▼

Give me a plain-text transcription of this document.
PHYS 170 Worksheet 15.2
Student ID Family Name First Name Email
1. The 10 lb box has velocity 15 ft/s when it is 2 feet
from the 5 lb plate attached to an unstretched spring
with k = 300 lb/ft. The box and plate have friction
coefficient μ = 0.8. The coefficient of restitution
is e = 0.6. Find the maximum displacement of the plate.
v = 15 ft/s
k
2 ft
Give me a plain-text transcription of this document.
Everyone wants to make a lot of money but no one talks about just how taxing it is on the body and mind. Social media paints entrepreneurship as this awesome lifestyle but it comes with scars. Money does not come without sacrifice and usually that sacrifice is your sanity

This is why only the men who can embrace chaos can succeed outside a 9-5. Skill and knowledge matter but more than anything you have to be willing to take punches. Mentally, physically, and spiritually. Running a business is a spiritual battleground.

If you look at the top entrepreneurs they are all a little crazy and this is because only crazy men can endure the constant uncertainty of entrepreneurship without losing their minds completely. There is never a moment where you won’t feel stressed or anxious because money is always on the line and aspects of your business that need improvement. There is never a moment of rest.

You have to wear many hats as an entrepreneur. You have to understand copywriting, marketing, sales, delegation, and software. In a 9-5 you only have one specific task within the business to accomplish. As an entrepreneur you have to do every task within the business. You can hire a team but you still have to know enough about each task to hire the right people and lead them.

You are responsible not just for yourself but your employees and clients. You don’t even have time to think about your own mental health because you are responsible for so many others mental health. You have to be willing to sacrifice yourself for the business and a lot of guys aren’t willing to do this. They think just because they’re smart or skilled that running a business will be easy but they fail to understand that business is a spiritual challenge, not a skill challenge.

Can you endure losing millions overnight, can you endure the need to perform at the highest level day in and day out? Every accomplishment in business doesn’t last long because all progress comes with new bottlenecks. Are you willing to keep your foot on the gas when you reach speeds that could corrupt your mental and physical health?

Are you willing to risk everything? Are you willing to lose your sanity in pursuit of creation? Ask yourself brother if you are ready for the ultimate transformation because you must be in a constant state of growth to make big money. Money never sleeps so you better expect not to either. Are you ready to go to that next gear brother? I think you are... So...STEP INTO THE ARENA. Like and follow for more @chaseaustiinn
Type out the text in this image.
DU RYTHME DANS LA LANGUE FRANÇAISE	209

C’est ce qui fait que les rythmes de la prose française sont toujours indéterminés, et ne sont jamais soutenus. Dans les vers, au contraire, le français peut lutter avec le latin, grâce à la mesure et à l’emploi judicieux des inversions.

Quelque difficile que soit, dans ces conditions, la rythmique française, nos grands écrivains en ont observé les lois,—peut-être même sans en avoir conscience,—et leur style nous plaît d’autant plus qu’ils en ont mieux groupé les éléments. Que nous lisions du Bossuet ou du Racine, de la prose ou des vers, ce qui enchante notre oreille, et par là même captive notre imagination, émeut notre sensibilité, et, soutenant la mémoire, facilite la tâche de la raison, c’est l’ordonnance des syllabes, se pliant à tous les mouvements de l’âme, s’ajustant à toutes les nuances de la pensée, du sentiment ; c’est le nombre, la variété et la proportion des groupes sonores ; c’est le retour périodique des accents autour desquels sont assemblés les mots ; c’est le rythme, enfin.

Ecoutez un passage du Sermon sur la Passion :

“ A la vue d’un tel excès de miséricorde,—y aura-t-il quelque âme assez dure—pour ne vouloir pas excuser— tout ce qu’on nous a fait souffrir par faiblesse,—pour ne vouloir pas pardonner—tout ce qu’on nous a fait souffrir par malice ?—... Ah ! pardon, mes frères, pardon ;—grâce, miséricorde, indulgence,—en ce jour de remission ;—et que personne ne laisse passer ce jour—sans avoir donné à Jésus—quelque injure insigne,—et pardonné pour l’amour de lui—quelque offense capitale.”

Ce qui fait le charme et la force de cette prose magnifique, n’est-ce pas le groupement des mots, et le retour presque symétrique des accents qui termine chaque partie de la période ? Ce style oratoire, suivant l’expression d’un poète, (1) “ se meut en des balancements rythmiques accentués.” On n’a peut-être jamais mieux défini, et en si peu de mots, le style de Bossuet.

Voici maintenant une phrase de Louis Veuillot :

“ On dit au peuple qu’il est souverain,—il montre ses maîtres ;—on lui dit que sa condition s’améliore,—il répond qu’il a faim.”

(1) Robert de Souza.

▲

# [WORK TO COMPLETE]
The listing above should be transcribed in full, exactly as written.

# [CORRECT OUTPUT]
Give me a plain-text transcription of this document.
PHYS 170 Worksheet 15.2
Student ID Family Name First Name Email
1. The 10 lb box has velocity 15 ft/s when it is 2 feet
from the 5 lb plate attached to an unstretched spring
with k = 300 lb/ft. The box and plate have friction
coefficient μ = 0.8. The coefficient of restitution
is e = 0.6. Find the maximum displacement of the plate.
v = 15 ft/s
k
2 ft
Give me a plain-text transcription of this document.
Everyone wants to make a lot of money but no one talks about just how taxing it is on the body and mind. Social media paints entrepreneurship as this awesome lifestyle but it comes with scars. Money does not come without sacrifice and usually that sacrifice is your sanity

This is why only the men who can embrace chaos can succeed outside a 9-5. Skill and knowledge matter but more than anything you have to be willing to take punches. Mentally, physically, and spiritually. Running a business is a spiritual battleground.

If you look at the top entrepreneurs they are all a little crazy and this is because only crazy men can endure the constant uncertainty of entrepreneurship without losing their minds completely. There is never a moment where you won’t feel stressed or anxious because money is always on the line and aspects of your business that need improvement. There is never a moment of rest.

You have to wear many hats as an entrepreneur. You have to understand copywriting, marketing, sales, delegation, and software. In a 9-5 you only have one specific task within the business to accomplish. As an entrepreneur you have to do every task within the business. You can hire a team but you still have to know enough about each task to hire the right people and lead them.

You are responsible not just for yourself but your employees and clients. You don’t even have time to think about your own mental health because you are responsible for so many others mental health. You have to be willing to sacrifice yourself for the business and a lot of guys aren’t willing to do this. They think just because they’re smart or skilled that running a business will be easy but they fail to understand that business is a spiritual challenge, not a skill challenge.

Can you endure losing millions overnight, can you endure the need to perform at the highest level day in and day out? Every accomplishment in business doesn’t last long because all progress comes with new bottlenecks. Are you willing to keep your foot on the gas when you reach speeds that could corrupt your mental and physical health?

Are you willing to risk everything? Are you willing to lose your sanity in pursuit of creation? Ask yourself brother if you are ready for the ultimate transformation because you must be in a constant state of growth to make big money. Money never sleeps so you better expect not to either. Are you ready to go to that next gear brother? I think you are... So...STEP INTO THE ARENA. Like and follow for more @chaseaustiinn
Type out the text in this image.
DU RYTHME DANS LA LANGUE FRANÇAISE	209

C’est ce qui fait que les rythmes de la prose française sont toujours indéterminés, et ne sont jamais soutenus. Dans les vers, au contraire, le français peut lutter avec le latin, grâce à la mesure et à l’emploi judicieux des inversions.

Quelque difficile que soit, dans ces conditions, la rythmique française, nos grands écrivains en ont observé les lois,—peut-être même sans en avoir conscience,—et leur style nous plaît d’autant plus qu’ils en ont mieux groupé les éléments. Que nous lisions du Bossuet ou du Racine, de la prose ou des vers, ce qui enchante notre oreille, et par là même captive notre imagination, émeut notre sensibilité, et, soutenant la mémoire, facilite la tâche de la raison, c’est l’ordonnance des syllabes, se pliant à tous les mouvements de l’âme, s’ajustant à toutes les nuances de la pensée, du sentiment ; c’est le nombre, la variété et la proportion des groupes sonores ; c’est le retour périodique des accents autour desquels sont assemblés les mots ; c’est le rythme, enfin.

Ecoutez un passage du Sermon sur la Passion :

“ A la vue d’un tel excès de miséricorde,—y aura-t-il quelque âme assez dure—pour ne vouloir pas excuser— tout ce qu’on nous a fait souffrir par faiblesse,—pour ne vouloir pas pardonner—tout ce qu’on nous a fait souffrir par malice ?—... Ah ! pardon, mes frères, pardon ;—grâce, miséricorde, indulgence,—en ce jour de remission ;—et que personne ne laisse passer ce jour—sans avoir donné à Jésus—quelque injure insigne,—et pardonné pour l’amour de lui—quelque offense capitale.”

Ce qui fait le charme et la force de cette prose magnifique, n’est-ce pas le groupement des mots, et le retour presque symétrique des accents qui termine chaque partie de la période ? Ce style oratoire, suivant l’expression d’un poète, (1) “ se meut en des balancements rythmiques accentués.” On n’a peut-être jamais mieux défini, et en si peu de mots, le style de Bossuet.

Voici maintenant une phrase de Louis Veuillot :

“ On dit au peuple qu’il est souverain,—il montre ses maîtres ;—on lui dit que sa condition s’améliore,—il répond qu’il a faim.”

(1) Robert de Souza.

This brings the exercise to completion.